>>>
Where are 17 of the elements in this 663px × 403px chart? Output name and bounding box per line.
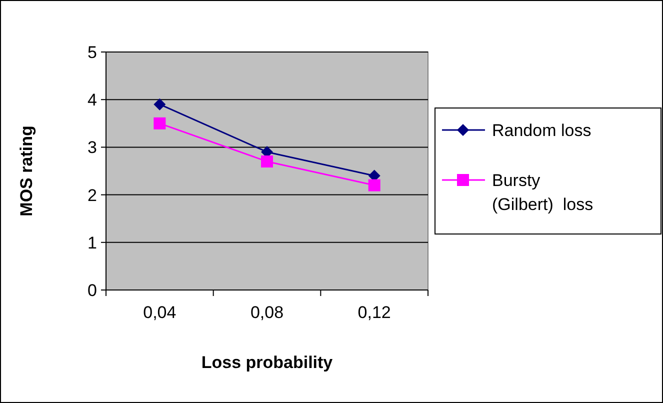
- x-tick-label: 0,12: [358, 303, 391, 322]
- point: [368, 179, 380, 192]
- legend-label: Random loss: [492, 120, 592, 140]
- y-axis-title: MOS rating: [17, 126, 36, 216]
- x-axis-title: Loss probability: [201, 353, 334, 372]
- x-tick-label: 0,08: [250, 303, 284, 322]
- y-tick-label: 2: [88, 186, 97, 205]
- point: [154, 98, 166, 110]
- y-tick-label: 5: [88, 42, 97, 62]
- legend-label: Bursty (Gilbert) loss: [492, 170, 594, 214]
- y-tick-label: 0: [88, 280, 97, 300]
- point: [154, 117, 166, 130]
- y-tick-label: 3: [88, 138, 97, 158]
- y-tick-label: 4: [88, 90, 97, 110]
- point: [261, 155, 273, 168]
- y-tick-label: 1: [88, 233, 97, 252]
- x-tick-label: 0,04: [143, 303, 176, 322]
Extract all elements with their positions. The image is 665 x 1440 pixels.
<<<
### WHAT THIS TASK INVOLVES
Rewrite the lines above as a JSON list of strings, one string per line, skipping any blank lines and leaving out the pictures.

### FINISHED EXERCISE
[
  "Where are 17 of the elements in this 663px × 403px chart? Output name and bounding box per line.",
  "- x-tick-label: 0,12: [358, 303, 391, 322]",
  "- point: [368, 179, 380, 192]",
  "- legend-label: Random loss: [492, 120, 592, 140]",
  "- y-axis-title: MOS rating: [17, 126, 36, 216]",
  "- x-axis-title: Loss probability: [201, 353, 334, 372]",
  "- x-tick-label: 0,08: [250, 303, 284, 322]",
  "- y-tick-label: 2: [88, 186, 97, 205]",
  "- point: [154, 98, 166, 110]",
  "- y-tick-label: 5: [88, 42, 97, 62]",
  "- legend-label: Bursty (Gilbert) loss: [492, 170, 594, 214]",
  "- y-tick-label: 0: [88, 280, 97, 300]",
  "- point: [154, 117, 166, 130]",
  "- y-tick-label: 3: [88, 138, 97, 158]",
  "- y-tick-label: 4: [88, 90, 97, 110]",
  "- point: [261, 155, 273, 168]",
  "- y-tick-label: 1: [88, 233, 97, 252]",
  "- x-tick-label: 0,04: [143, 303, 176, 322]",
  "Extract all elements with their positions. The image is 665 x 1440 pixels."
]